Each line containing the word "alaikum" must be reported.

_Collected data entries_
+--
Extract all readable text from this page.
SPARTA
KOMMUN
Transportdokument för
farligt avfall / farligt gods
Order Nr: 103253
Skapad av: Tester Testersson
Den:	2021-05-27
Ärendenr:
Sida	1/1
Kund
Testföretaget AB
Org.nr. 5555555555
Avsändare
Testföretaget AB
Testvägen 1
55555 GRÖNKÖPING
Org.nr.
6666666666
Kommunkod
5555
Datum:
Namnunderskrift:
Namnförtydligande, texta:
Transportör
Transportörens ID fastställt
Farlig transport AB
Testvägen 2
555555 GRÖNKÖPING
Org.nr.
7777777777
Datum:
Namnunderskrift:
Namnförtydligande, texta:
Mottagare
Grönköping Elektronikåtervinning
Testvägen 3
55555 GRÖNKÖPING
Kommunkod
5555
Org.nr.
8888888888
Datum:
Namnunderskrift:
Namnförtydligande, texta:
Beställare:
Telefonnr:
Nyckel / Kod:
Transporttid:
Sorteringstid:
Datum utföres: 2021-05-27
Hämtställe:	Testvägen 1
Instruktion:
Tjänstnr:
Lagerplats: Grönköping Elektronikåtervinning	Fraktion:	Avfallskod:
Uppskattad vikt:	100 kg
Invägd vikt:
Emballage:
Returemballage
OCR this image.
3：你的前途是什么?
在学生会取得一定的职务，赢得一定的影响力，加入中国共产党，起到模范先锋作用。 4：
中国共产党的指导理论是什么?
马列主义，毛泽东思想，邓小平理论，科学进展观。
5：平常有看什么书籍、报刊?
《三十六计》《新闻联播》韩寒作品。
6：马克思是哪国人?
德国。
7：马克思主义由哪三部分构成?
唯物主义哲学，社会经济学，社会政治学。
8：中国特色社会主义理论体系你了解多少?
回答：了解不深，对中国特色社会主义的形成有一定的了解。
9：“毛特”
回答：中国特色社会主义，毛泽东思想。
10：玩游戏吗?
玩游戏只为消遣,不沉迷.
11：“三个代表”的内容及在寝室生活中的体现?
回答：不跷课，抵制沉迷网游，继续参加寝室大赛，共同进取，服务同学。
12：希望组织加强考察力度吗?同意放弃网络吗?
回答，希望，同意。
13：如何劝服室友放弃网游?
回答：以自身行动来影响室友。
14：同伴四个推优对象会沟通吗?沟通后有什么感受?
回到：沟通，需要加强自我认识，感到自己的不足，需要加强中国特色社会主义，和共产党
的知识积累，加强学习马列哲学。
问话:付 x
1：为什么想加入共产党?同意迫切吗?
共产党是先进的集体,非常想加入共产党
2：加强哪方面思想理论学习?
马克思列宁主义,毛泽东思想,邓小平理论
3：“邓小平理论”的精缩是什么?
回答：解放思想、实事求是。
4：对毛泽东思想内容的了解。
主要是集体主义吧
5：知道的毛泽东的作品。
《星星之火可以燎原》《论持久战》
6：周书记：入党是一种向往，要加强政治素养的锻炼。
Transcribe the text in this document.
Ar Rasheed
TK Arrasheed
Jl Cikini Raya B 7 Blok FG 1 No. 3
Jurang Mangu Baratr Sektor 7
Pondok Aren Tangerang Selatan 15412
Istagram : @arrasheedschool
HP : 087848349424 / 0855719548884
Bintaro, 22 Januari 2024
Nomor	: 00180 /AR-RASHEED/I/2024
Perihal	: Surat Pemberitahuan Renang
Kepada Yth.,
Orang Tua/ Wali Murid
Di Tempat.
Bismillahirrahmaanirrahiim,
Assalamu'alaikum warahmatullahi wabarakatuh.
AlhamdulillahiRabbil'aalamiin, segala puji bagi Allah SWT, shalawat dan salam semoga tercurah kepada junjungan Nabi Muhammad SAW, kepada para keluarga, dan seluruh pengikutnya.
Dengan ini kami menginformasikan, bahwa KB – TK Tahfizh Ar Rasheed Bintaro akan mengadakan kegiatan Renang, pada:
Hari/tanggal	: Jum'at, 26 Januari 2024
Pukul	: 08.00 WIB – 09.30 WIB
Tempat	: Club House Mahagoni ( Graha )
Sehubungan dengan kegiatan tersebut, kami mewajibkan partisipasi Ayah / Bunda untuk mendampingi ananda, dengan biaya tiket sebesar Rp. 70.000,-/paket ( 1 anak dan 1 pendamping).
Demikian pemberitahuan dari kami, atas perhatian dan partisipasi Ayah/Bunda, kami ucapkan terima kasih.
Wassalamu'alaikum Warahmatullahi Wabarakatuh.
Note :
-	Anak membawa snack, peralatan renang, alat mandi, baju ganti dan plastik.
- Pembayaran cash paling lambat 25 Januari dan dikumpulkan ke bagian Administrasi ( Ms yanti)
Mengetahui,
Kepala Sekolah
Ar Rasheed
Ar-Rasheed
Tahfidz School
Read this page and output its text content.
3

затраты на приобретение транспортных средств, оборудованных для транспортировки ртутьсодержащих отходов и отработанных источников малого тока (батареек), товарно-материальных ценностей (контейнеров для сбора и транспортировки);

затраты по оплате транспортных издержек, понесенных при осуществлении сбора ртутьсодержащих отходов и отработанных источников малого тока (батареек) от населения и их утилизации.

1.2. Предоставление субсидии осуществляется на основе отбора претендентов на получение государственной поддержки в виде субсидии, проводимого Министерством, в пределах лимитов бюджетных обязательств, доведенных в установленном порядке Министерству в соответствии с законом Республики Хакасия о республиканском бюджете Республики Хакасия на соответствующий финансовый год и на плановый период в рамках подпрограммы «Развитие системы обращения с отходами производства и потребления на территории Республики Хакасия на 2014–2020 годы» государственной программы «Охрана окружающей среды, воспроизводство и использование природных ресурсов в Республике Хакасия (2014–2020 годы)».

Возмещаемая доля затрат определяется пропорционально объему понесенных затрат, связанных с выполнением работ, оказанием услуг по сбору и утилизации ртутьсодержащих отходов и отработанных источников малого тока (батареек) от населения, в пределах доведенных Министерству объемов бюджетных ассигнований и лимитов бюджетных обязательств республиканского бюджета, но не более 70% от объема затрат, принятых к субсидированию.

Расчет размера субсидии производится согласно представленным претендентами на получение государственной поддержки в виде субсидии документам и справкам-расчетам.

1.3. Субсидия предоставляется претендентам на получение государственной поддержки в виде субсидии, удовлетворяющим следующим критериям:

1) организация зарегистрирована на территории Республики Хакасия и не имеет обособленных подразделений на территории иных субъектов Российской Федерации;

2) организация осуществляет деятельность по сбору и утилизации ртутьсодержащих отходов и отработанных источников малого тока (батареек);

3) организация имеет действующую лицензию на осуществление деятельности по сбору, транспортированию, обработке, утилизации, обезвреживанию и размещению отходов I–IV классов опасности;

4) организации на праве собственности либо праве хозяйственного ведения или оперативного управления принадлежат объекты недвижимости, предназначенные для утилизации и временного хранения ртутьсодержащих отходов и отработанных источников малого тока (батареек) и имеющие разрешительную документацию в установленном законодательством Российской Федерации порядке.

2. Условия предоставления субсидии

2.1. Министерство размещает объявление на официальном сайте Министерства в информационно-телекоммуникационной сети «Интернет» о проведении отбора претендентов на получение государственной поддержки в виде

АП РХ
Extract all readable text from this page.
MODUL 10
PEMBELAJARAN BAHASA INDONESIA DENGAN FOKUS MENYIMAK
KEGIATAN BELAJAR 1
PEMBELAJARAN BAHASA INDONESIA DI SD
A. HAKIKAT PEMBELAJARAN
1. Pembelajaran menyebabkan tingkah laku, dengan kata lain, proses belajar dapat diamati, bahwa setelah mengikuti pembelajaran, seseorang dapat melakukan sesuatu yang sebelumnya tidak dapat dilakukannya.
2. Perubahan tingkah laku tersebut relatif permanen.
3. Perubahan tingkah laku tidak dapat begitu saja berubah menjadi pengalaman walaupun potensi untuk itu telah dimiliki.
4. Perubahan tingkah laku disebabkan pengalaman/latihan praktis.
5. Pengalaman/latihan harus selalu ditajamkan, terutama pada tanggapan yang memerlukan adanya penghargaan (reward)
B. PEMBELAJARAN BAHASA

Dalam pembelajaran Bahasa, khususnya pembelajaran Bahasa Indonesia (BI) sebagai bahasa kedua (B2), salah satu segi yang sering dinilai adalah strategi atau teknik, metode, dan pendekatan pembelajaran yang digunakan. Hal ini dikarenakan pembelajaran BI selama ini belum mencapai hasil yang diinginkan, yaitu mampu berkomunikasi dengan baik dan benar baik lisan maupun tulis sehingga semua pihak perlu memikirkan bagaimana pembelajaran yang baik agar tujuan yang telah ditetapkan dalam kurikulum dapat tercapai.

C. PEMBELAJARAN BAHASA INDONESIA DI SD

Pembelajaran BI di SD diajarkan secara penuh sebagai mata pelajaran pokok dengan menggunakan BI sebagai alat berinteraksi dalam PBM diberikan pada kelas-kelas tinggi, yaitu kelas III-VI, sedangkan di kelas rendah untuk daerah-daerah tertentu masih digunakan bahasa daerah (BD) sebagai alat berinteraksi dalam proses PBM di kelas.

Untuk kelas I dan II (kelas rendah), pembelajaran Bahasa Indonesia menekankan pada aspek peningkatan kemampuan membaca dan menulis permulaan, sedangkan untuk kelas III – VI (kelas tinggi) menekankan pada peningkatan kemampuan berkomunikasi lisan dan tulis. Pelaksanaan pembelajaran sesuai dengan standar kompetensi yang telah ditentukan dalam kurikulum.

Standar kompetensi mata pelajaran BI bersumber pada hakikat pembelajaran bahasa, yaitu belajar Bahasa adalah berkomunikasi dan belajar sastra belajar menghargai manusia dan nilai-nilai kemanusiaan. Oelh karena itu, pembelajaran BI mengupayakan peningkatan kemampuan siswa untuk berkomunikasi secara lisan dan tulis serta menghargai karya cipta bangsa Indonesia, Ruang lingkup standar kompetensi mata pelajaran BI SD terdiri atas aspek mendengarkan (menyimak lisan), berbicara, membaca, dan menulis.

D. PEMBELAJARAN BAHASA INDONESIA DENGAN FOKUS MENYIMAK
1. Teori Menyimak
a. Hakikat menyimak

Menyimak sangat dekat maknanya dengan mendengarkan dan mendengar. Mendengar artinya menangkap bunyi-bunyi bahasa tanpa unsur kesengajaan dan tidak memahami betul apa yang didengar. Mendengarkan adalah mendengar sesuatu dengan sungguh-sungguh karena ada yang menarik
+--
_Correct response_
Assalamu'alaikum warahmatullahi wabarakatuh.
Wassalamu'alaikum Warahmatullahi Wabarakatuh.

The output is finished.